• **Stated task**: Find every line with the word "name". Copy those lines.

• **Supplied material**:

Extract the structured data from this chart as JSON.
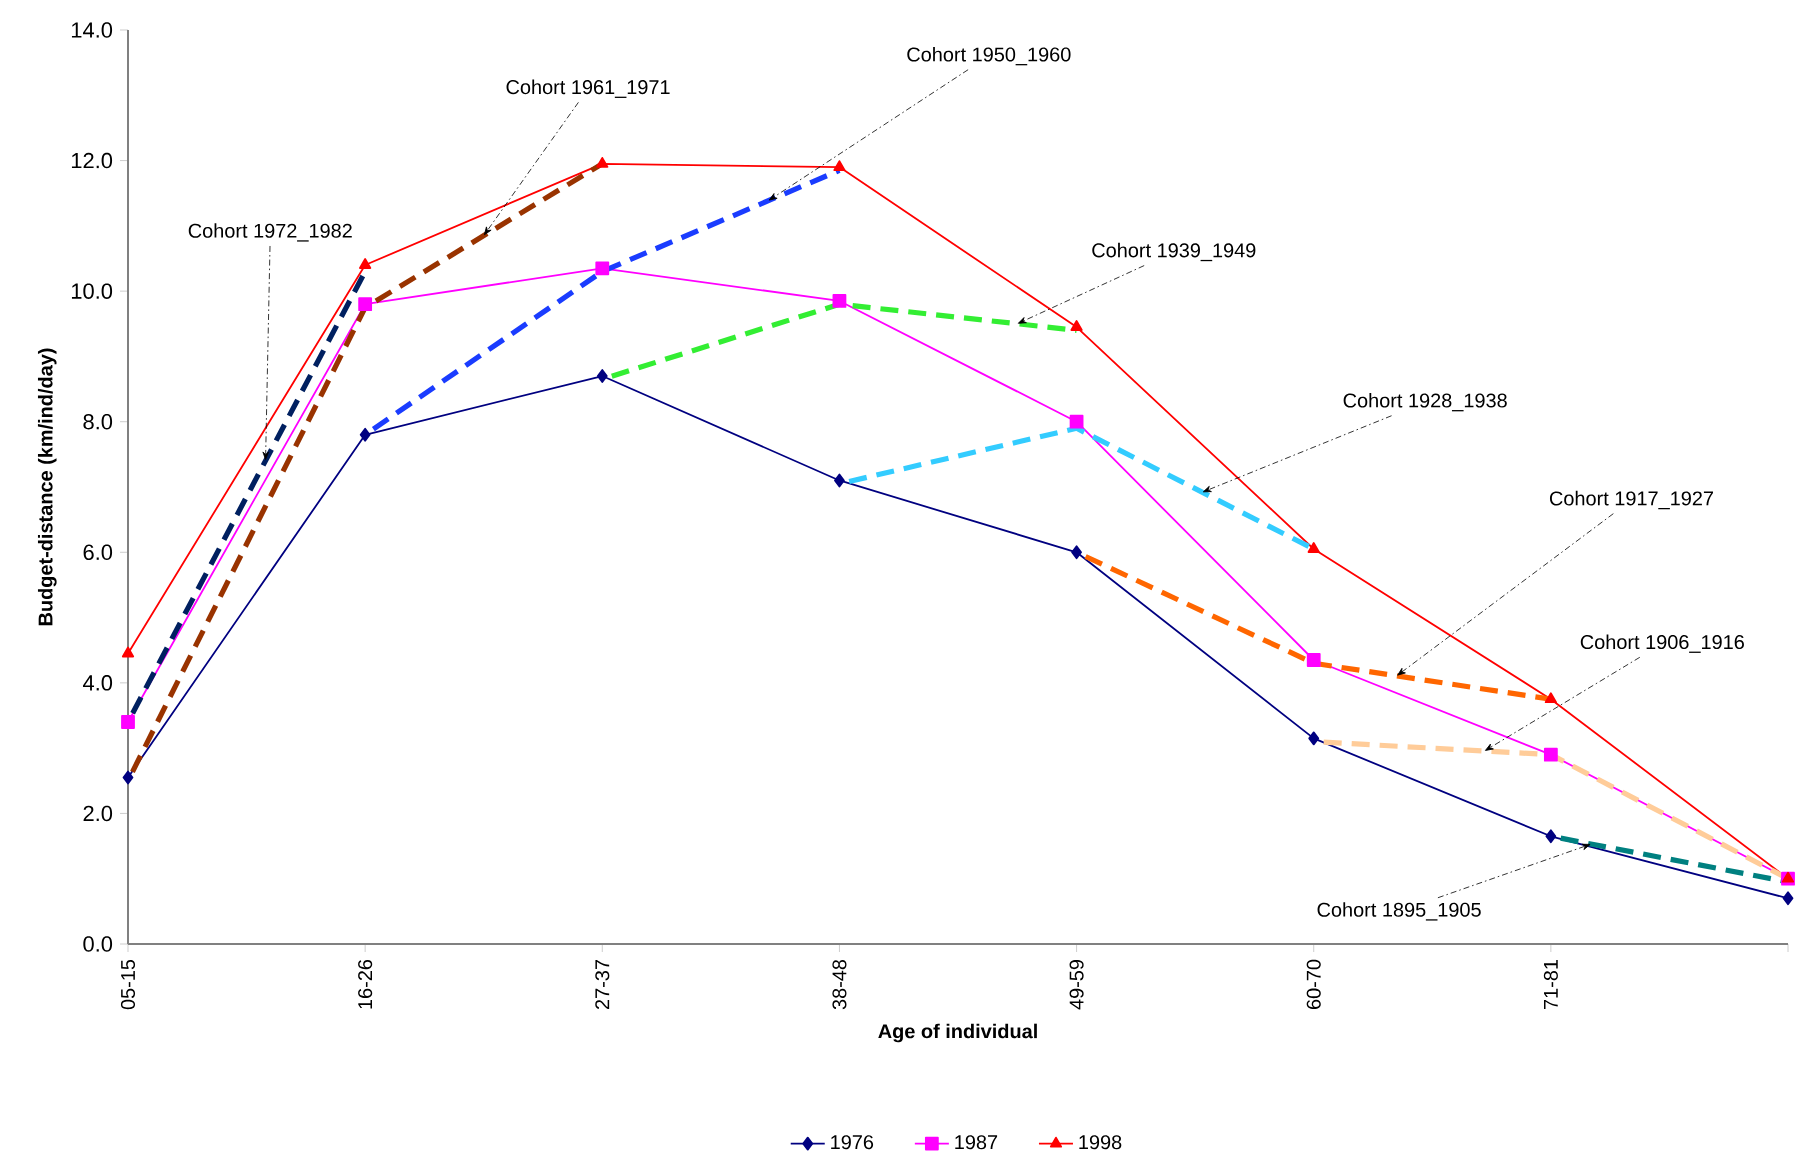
{
  "chart_data": {
    "type": "line",
    "xlabel": "Age of individual",
    "ylabel": "Budget-distance  (km/ind/day)",
    "categories": [
      "05-15",
      "16-26",
      "27-37",
      "38-48",
      "49-59",
      "60-70",
      "71-81",
      null
    ],
    "ylim": [
      0,
      14
    ],
    "yticks": [
      {
        "value": 0,
        "label": "0.0"
      },
      {
        "value": 2,
        "label": "2.0"
      },
      {
        "value": 4,
        "label": "4.0"
      },
      {
        "value": 6,
        "label": "6.0"
      },
      {
        "value": 8,
        "label": "8.0"
      },
      {
        "value": 10,
        "label": "10.0"
      },
      {
        "value": 12,
        "label": "12.0"
      },
      {
        "value": 14,
        "label": "14.0"
      }
    ],
    "grid": false,
    "legend": "bottom",
    "series": [
      {
        "name": "1976",
        "color": "#000080",
        "marker": "diamond",
        "line_style": "solid",
        "values": [
          2.55,
          7.8,
          8.7,
          7.1,
          6.0,
          3.15,
          1.65,
          0.7
        ]
      },
      {
        "name": "1987",
        "color": "#ff00ff",
        "marker": "square",
        "line_style": "solid",
        "values": [
          3.4,
          9.8,
          10.35,
          9.85,
          8.0,
          4.35,
          2.9,
          1.0
        ]
      },
      {
        "name": "1998",
        "color": "#ff0000",
        "marker": "triangle",
        "line_style": "solid",
        "values": [
          4.45,
          10.4,
          11.95,
          11.9,
          9.45,
          6.05,
          3.75,
          1.0
        ]
      },
      {
        "name": "Cohort 1972_1982",
        "color": "#002060",
        "marker": "none",
        "line_style": "dashed",
        "values": [
          3.4,
          10.3,
          null,
          null,
          null,
          null,
          null,
          null
        ]
      },
      {
        "name": "Cohort 1961_1971",
        "color": "#993300",
        "marker": "none",
        "line_style": "dashed",
        "values": [
          2.5,
          9.75,
          11.95,
          null,
          null,
          null,
          null,
          null
        ]
      },
      {
        "name": "Cohort 1950_1960",
        "color": "#1a3cff",
        "marker": "none",
        "line_style": "dashed",
        "values": [
          null,
          7.8,
          10.3,
          11.85,
          null,
          null,
          null,
          null
        ]
      },
      {
        "name": "Cohort 1939_1949",
        "color": "#33ee33",
        "marker": "none",
        "line_style": "dashed",
        "values": [
          null,
          null,
          8.65,
          9.8,
          9.4,
          null,
          null,
          null
        ]
      },
      {
        "name": "Cohort 1928_1938",
        "color": "#33ccff",
        "marker": "none",
        "line_style": "dashed",
        "values": [
          null,
          null,
          null,
          7.05,
          7.9,
          6.05,
          null,
          null
        ]
      },
      {
        "name": "Cohort 1917_1927",
        "color": "#ff6600",
        "marker": "none",
        "line_style": "dashed",
        "values": [
          null,
          null,
          null,
          null,
          6.0,
          4.3,
          3.75,
          null
        ]
      },
      {
        "name": "Cohort 1906_1916",
        "color": "#ffcc99",
        "marker": "none",
        "line_style": "dashed",
        "values": [
          null,
          null,
          null,
          null,
          null,
          3.1,
          2.9,
          1.0
        ]
      },
      {
        "name": "Cohort 1895_1905",
        "color": "#008080",
        "marker": "none",
        "line_style": "dashed",
        "values": [
          null,
          null,
          null,
          null,
          null,
          null,
          1.65,
          0.95
        ]
      }
    ]
  }
}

• **Answer to the task**:
        "name": "1976",
        "name": "1987",
        "name": "1998",
        "name": "Cohort 1972_1982",
        "name": "Cohort 1961_1971",
        "name": "Cohort 1950_1960",
        "name": "Cohort 1939_1949",
        "name": "Cohort 1928_1938",
        "name": "Cohort 1917_1927",
        "name": "Cohort 1906_1916",
        "name": "Cohort 1895_1905",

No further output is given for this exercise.